▶ **Written exercise**
State how many lines of the records contain the string "name", and give no other information.

[Chart and figure data]
◆ ◆ ◆ ◆ ◆

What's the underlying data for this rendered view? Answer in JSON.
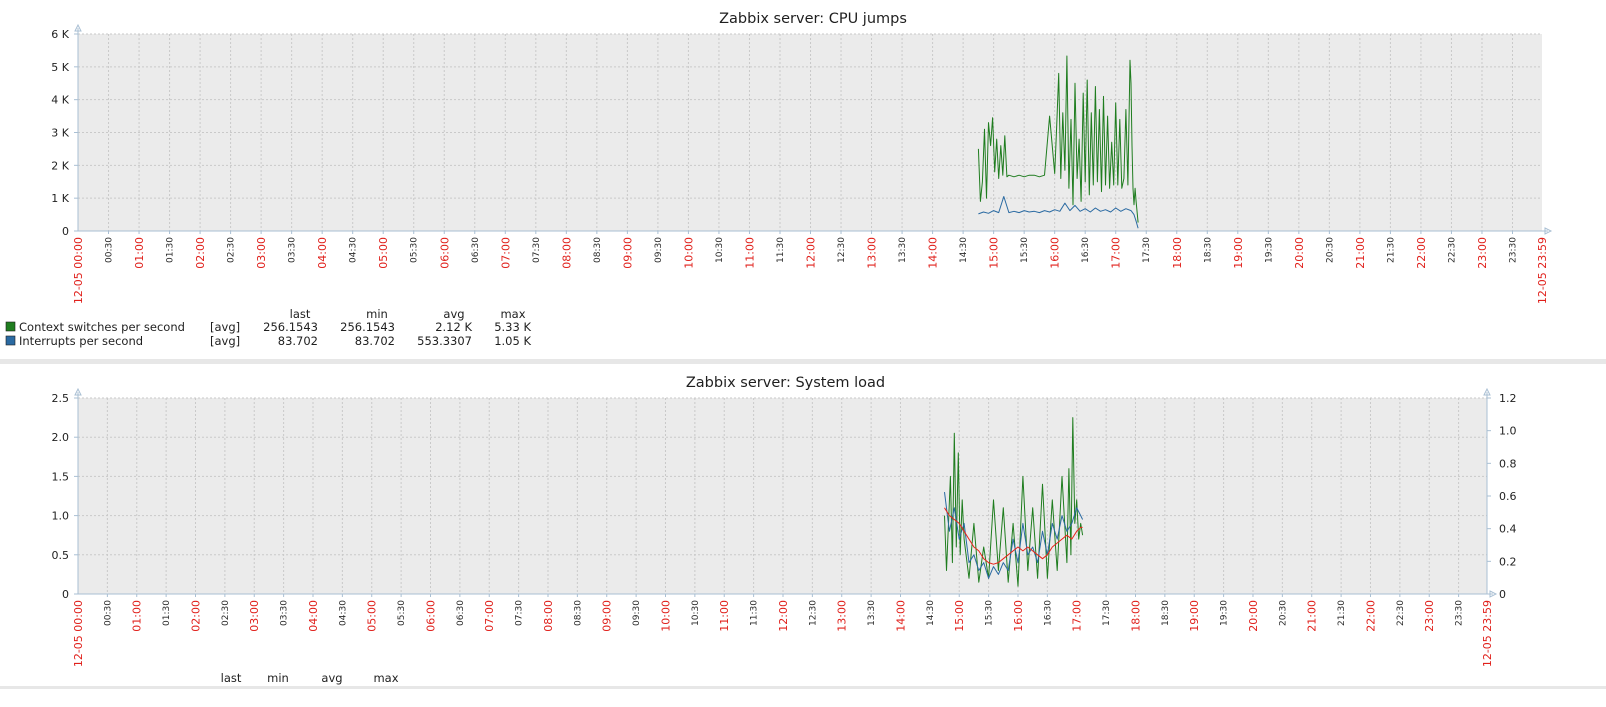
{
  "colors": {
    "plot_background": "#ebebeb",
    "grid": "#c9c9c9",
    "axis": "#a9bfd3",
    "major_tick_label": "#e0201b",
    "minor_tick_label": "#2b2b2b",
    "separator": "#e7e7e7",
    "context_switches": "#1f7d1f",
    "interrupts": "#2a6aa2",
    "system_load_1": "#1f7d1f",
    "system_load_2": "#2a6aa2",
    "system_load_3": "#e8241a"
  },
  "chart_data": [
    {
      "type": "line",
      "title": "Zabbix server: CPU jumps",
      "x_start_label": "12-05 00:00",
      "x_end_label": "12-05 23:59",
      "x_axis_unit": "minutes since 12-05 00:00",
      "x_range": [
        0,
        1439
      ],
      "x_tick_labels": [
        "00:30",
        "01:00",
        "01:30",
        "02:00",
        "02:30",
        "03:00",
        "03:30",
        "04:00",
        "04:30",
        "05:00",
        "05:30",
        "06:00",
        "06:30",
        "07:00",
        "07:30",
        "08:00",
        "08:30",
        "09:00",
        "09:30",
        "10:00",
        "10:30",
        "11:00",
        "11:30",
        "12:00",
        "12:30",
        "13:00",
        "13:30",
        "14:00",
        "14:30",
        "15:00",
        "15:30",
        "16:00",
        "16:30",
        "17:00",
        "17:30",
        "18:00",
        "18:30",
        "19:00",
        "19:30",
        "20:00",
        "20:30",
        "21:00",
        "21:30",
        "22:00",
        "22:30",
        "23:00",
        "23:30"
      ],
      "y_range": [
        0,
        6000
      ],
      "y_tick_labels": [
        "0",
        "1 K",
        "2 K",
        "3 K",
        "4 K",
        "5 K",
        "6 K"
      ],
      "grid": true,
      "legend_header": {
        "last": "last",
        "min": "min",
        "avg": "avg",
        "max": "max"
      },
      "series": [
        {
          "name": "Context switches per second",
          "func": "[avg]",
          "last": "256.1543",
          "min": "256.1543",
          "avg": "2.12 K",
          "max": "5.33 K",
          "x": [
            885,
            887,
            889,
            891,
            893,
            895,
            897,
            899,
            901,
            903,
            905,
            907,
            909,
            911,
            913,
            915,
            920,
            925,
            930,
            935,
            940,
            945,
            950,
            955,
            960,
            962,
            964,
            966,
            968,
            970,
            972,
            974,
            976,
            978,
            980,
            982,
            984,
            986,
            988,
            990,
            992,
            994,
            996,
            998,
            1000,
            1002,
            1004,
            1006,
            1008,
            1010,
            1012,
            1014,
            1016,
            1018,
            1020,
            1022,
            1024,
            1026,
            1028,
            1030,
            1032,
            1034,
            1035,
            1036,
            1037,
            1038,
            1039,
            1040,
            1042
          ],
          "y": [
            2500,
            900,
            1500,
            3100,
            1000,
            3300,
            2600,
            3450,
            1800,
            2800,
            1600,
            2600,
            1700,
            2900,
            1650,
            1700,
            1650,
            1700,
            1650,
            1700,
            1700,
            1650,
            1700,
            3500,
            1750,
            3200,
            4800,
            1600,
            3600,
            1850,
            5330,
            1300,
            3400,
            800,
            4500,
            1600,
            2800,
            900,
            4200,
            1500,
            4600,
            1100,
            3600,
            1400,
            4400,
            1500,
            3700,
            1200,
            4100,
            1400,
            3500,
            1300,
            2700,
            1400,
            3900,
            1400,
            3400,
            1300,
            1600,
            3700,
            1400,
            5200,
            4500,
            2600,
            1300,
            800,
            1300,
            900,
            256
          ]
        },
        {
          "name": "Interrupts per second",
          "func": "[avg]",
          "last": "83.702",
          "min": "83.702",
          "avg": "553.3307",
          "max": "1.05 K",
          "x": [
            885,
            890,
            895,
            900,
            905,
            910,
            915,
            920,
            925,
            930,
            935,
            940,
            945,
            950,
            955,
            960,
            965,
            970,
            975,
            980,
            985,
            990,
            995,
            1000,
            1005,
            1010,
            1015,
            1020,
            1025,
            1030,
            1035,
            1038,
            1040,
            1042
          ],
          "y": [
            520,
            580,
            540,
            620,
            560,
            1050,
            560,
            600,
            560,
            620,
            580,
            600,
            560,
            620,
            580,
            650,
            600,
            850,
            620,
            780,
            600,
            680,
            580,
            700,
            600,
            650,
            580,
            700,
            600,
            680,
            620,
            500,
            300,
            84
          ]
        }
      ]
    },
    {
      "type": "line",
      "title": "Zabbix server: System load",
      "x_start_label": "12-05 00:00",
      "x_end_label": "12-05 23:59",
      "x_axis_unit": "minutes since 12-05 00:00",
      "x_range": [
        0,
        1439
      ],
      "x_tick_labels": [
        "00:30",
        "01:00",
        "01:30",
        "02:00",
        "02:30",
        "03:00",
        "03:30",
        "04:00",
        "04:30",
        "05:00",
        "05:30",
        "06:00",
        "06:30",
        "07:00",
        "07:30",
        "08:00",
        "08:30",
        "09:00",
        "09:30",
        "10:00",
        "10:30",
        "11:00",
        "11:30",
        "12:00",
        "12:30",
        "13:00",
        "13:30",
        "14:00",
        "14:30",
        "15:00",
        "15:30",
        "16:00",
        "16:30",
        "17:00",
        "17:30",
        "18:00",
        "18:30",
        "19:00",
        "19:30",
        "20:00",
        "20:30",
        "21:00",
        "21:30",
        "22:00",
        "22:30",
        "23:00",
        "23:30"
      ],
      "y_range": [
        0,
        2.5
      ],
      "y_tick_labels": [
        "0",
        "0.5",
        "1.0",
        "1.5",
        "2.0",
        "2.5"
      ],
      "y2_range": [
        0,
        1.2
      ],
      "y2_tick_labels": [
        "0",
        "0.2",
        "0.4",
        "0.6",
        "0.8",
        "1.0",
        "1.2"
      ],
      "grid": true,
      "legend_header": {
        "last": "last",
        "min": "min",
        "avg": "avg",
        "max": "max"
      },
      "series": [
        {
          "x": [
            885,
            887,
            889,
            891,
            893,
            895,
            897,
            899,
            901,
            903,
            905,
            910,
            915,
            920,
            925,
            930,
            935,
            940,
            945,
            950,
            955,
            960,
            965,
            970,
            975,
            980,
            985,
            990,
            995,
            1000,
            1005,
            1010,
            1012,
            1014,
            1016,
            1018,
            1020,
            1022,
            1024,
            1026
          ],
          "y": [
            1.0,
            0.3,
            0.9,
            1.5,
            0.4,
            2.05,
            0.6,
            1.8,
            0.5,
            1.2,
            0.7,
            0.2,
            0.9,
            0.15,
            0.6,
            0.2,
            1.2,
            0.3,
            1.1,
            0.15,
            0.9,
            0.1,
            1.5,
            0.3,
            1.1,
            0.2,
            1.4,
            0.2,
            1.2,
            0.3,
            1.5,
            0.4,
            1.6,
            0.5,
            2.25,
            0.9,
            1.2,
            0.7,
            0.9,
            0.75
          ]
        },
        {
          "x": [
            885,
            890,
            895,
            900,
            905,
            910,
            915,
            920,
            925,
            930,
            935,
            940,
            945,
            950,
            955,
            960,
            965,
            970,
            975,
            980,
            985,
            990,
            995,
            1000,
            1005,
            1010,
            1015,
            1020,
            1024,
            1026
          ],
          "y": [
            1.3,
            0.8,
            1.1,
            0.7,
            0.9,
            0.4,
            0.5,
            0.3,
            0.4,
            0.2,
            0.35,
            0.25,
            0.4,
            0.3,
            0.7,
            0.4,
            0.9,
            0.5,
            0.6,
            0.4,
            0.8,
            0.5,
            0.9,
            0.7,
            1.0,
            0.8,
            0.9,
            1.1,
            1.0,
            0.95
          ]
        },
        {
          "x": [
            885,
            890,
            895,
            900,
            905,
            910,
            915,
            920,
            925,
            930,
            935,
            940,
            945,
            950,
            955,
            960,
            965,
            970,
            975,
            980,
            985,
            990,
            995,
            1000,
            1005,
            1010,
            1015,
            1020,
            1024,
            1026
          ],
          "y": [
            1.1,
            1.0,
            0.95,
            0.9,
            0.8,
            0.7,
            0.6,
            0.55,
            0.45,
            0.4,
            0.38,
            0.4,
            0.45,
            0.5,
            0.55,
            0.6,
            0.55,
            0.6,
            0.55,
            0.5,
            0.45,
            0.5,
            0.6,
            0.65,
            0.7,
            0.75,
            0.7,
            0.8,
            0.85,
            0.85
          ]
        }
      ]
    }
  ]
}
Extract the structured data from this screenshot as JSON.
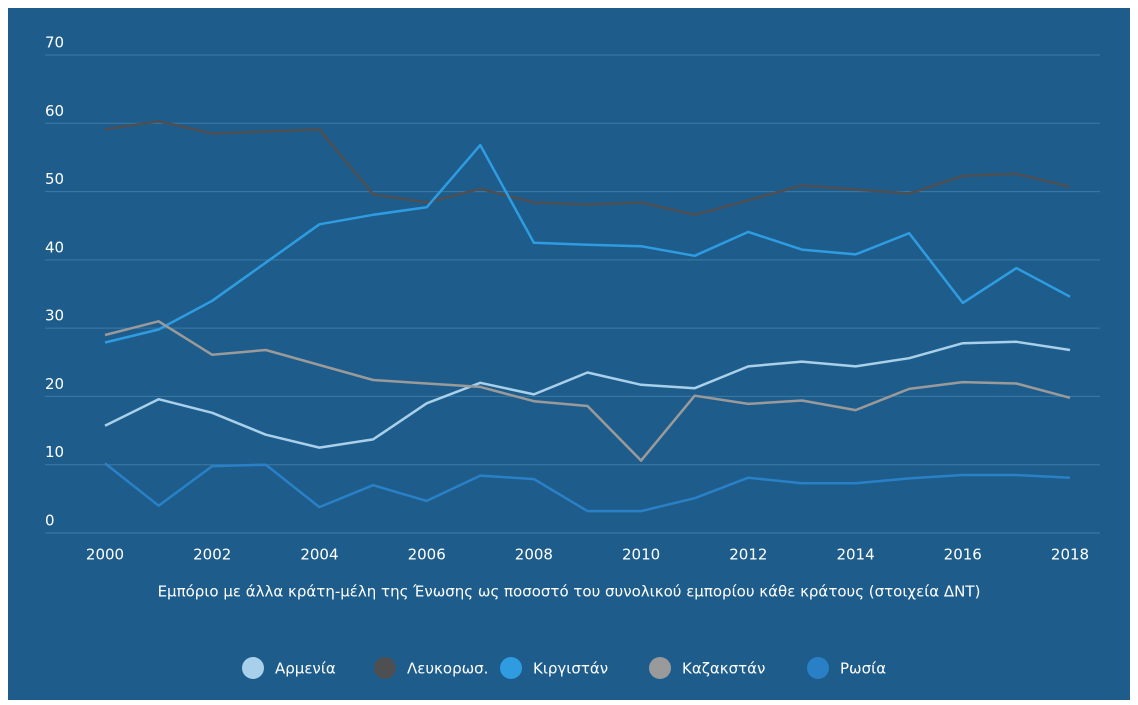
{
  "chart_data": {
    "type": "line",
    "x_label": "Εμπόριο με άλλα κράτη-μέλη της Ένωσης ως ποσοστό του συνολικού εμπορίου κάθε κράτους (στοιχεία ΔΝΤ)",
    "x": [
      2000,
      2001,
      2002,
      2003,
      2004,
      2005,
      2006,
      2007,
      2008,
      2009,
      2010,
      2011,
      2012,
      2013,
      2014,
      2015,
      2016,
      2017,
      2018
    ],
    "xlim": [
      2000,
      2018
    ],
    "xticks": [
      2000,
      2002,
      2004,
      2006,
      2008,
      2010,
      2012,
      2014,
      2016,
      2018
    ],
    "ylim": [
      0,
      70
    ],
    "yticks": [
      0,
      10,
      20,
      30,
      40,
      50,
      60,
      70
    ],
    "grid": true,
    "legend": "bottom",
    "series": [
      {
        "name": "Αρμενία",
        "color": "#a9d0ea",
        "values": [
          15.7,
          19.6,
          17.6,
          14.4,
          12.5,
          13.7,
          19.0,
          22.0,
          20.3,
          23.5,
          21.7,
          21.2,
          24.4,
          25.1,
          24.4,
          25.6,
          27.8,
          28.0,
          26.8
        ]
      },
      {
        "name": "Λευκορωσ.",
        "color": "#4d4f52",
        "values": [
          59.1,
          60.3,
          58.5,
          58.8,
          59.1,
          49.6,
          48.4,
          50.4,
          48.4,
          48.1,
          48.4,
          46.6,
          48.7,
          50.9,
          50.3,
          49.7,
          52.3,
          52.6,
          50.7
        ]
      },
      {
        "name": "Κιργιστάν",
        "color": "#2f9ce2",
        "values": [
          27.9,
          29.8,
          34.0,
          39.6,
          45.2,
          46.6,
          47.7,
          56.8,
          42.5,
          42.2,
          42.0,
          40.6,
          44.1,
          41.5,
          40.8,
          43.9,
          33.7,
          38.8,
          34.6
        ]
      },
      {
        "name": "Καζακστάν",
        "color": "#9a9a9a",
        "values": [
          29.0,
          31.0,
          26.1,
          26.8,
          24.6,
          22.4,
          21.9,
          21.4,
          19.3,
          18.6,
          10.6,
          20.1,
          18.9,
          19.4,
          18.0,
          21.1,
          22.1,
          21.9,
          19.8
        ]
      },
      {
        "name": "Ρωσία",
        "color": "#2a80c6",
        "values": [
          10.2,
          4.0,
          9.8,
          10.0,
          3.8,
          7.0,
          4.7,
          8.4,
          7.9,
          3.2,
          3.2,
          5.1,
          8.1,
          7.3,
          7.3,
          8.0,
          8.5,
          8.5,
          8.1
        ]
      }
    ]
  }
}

◆ ◆ ◆ ◆ ◆

▶ **Solution for this problem**
7